# Tasks to carry out
• a. In the forum thread about the .uk namespace, what are the poster sp8's account settings for auto-renewal?
• b. Please retype the part of the rows that opens with the line containing "column-header-filler [695, 153, 783, 170]" and closes with the line containing "water-pole-silhouette [170, 638, 175, 755]", including both of those lines.

# Passage shown
The problem is that (like many non-profits) it's being run by people who see
the world the way for-profit companies do, and think that it's their job to
maximise their surplus rather than act as stewards of the .uk namespace.

So you see the chairman's statement in the annual report saying « In addition
to pursuing organic growth, we have a prudent approach to possible
acquisitions and investments that will accelerate our strategy and lay the
foundations for future growth. »

even though there's nothing in the company's official objectives that says
growth is an aim.

------
BiasRegularizer
Fittingly reported by The Register

------
sp8
As much as I dislike 123-reg, they weren't the only ones who did the 'auto-
registration' thing. I don't feel like dropping my registrar in it but they
did the same (only it was at the end of the .uk reservation period - I gained
2 domain names, both of which ought to belong to clients of mine). I haven't
ever checked if they set them to auto-renew in fairness, my account settings
are to NEVER auto-renew so I suspect they followed that.

# Material for this task
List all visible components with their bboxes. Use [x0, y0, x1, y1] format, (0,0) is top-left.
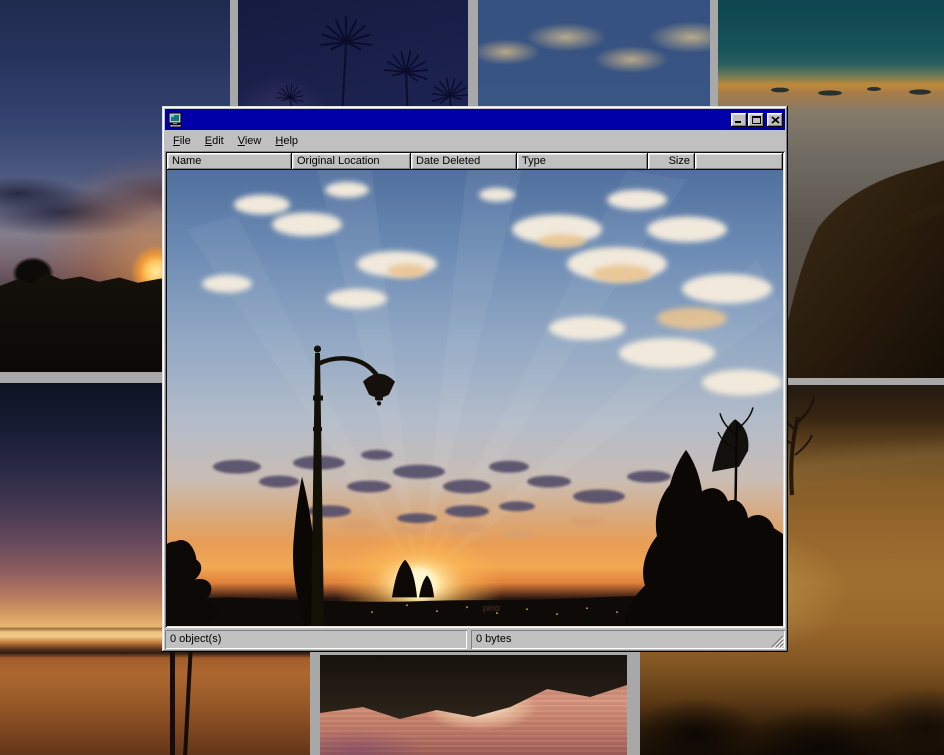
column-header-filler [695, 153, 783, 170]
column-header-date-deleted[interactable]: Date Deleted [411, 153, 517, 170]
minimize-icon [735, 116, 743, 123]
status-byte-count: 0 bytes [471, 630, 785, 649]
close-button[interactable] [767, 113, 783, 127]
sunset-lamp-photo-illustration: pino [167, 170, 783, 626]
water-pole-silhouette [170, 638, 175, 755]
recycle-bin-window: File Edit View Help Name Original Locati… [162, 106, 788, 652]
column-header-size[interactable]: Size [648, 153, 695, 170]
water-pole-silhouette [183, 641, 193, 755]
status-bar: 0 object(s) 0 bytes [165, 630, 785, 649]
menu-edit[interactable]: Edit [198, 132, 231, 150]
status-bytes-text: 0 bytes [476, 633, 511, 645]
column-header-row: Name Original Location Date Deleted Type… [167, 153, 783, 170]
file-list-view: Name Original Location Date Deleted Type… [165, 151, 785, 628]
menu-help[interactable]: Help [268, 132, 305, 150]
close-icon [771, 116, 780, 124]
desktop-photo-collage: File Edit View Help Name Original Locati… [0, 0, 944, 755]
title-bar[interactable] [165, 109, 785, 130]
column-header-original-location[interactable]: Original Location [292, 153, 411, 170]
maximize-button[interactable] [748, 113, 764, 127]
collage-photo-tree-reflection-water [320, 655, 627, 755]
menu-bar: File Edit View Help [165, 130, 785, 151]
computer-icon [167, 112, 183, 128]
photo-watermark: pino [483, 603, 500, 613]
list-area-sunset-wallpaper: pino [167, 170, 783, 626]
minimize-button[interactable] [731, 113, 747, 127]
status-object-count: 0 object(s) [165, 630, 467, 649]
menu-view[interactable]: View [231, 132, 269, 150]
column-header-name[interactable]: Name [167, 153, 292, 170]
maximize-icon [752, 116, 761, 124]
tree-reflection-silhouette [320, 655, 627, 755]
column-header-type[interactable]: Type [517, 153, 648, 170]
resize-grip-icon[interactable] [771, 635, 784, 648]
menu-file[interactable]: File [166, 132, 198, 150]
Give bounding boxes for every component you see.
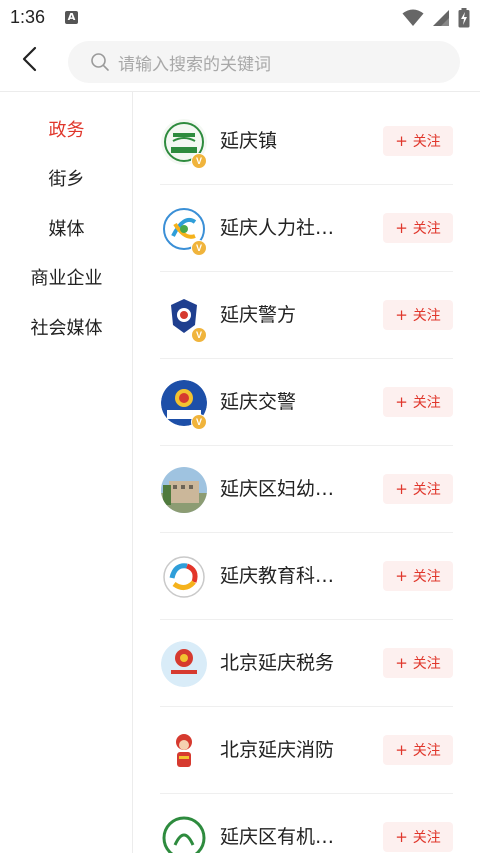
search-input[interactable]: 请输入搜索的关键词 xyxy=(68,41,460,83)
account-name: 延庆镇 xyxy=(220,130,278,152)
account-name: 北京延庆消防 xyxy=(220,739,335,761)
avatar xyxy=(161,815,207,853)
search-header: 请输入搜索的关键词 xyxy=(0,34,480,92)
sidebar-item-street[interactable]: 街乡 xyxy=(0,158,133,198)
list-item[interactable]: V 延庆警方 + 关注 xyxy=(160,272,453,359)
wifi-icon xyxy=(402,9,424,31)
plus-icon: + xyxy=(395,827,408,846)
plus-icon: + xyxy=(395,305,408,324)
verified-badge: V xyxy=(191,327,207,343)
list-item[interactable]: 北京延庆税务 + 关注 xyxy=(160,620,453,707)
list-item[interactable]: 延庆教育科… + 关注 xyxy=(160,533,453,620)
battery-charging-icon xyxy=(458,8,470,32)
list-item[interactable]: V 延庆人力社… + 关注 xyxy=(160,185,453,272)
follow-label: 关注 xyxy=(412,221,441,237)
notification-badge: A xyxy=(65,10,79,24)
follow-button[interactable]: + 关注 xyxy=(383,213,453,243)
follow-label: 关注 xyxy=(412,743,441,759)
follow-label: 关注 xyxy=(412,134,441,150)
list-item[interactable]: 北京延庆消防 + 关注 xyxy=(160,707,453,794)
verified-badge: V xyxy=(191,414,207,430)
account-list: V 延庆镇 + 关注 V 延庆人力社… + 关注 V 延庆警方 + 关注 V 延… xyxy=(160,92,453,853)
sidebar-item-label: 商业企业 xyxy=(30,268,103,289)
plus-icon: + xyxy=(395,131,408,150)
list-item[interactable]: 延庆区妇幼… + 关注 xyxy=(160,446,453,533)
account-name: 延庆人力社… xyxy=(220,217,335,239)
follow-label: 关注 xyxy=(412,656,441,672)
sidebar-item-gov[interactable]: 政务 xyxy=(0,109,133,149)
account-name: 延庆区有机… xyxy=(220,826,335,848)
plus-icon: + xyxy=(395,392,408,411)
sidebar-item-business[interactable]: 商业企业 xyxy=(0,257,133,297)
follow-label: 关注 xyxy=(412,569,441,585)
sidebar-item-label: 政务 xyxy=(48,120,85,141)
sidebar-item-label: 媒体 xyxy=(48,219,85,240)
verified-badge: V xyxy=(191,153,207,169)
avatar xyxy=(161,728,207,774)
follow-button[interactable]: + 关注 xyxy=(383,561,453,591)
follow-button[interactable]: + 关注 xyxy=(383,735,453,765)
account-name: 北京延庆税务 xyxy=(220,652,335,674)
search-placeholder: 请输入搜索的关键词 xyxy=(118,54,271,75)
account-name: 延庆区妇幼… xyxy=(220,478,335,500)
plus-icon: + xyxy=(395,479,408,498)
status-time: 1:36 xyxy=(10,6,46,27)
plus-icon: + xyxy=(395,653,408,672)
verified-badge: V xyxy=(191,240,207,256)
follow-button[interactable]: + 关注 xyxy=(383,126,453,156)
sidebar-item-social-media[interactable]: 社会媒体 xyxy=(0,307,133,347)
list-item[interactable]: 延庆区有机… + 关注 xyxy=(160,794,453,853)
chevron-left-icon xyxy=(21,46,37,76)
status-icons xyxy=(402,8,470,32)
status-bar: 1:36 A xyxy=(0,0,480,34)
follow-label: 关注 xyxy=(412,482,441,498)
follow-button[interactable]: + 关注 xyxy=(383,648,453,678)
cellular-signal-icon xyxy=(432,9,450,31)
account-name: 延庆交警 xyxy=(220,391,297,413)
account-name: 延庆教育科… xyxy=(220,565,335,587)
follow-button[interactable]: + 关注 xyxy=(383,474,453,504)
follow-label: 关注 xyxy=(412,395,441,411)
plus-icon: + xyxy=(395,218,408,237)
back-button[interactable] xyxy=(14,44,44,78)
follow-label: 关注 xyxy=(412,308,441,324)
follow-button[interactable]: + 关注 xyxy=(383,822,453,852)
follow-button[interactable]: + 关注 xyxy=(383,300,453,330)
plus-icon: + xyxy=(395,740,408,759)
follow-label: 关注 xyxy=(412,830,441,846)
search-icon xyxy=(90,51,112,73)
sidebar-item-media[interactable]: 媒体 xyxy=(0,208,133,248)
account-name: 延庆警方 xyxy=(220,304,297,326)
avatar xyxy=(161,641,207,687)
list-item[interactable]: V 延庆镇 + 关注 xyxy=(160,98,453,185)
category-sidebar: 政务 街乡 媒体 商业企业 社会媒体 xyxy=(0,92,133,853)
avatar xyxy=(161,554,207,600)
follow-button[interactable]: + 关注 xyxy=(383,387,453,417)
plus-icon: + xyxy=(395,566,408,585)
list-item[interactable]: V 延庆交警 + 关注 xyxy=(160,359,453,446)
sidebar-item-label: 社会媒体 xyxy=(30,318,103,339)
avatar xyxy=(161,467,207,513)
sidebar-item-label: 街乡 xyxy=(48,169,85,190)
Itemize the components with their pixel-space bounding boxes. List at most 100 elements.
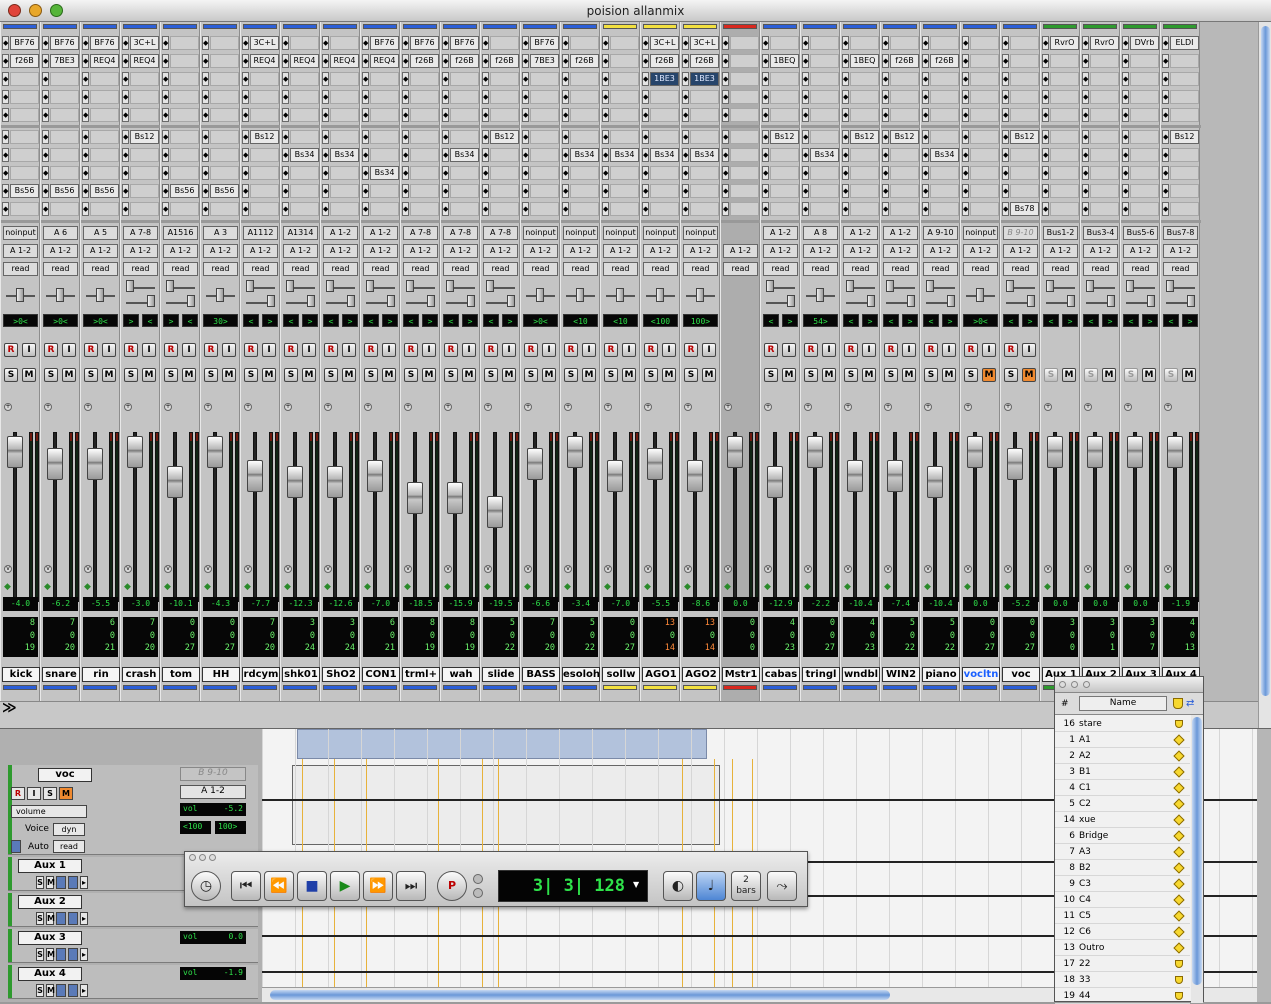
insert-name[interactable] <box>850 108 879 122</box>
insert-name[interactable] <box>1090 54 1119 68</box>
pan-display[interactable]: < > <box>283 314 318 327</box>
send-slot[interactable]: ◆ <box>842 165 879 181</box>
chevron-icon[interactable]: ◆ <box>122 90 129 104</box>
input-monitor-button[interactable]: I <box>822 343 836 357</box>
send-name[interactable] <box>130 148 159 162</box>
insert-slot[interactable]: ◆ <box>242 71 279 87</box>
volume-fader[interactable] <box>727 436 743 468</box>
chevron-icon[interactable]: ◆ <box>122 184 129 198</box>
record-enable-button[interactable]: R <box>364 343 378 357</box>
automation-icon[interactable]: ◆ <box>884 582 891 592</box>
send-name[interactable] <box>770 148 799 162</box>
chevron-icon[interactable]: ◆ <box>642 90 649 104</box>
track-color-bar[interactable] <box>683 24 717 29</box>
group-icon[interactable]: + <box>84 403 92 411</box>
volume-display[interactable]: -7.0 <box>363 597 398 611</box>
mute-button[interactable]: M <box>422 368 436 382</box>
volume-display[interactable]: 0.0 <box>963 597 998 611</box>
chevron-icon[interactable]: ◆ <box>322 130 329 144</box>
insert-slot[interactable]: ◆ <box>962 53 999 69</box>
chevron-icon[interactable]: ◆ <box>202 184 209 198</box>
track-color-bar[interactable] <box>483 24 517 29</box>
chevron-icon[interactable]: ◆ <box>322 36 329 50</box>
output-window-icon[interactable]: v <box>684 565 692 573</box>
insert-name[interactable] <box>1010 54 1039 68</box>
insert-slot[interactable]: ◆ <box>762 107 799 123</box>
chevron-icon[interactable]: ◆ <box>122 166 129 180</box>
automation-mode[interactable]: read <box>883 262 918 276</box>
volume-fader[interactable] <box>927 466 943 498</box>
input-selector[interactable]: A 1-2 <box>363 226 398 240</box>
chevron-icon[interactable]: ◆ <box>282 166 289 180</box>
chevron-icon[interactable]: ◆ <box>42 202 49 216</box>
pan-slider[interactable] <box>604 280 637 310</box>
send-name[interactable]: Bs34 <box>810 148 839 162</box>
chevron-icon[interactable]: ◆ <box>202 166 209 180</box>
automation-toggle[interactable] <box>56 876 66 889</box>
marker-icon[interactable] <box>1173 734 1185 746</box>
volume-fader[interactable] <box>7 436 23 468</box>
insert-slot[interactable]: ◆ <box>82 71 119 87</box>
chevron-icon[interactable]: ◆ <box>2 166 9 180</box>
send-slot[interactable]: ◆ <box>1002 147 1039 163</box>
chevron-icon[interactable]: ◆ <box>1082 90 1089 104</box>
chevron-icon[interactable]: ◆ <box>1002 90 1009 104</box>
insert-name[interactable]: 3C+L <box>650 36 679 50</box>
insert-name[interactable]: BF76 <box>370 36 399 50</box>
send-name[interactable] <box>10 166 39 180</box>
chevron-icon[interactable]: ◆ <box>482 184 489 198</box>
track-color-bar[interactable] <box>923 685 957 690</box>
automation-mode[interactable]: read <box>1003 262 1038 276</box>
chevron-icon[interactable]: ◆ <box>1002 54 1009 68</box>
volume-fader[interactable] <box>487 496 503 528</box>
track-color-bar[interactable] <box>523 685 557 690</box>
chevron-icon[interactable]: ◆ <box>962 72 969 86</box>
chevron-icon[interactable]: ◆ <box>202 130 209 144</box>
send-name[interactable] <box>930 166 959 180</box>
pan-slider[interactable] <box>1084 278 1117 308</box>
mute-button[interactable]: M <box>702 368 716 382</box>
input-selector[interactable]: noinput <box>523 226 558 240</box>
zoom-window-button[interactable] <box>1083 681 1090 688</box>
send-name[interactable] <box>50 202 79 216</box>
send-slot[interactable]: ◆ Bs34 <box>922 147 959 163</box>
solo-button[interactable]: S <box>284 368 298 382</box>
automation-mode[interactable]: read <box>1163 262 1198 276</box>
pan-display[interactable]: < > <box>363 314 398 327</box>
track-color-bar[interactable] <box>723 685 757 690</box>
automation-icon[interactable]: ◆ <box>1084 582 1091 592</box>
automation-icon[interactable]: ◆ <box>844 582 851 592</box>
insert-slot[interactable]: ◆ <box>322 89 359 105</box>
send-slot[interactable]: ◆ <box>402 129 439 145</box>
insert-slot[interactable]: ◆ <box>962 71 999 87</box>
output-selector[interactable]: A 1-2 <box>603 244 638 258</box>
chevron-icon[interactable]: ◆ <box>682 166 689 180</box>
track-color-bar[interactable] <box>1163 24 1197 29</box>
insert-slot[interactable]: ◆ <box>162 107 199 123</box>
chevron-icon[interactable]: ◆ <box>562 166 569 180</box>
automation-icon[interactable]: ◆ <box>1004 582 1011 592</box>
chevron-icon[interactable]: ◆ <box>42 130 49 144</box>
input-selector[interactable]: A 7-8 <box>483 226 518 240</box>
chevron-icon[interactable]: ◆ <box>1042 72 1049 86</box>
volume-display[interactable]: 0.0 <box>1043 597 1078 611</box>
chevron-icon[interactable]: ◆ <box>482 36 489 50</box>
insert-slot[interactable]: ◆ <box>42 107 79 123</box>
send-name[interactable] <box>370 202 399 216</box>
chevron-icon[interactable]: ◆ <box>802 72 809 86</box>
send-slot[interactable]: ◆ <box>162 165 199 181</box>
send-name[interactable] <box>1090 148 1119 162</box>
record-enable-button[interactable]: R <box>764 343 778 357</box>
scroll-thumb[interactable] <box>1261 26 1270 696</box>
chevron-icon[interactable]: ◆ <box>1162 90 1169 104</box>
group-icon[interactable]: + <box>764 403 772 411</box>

# Solutions to the tasks
• a. They are set to never auto-renew.

• b.
column-header-filler [695, 153, 783, 170]
column-header-date-deleted[interactable]: Date Deleted [411, 153, 517, 170]
minimize-icon [735, 116, 743, 123]
status-byte-count: 0 bytes [471, 630, 785, 649]
close-button[interactable] [767, 113, 783, 127]
sunset-lamp-photo-illustration: pino [167, 170, 783, 626]
water-pole-silhouette [170, 638, 175, 755]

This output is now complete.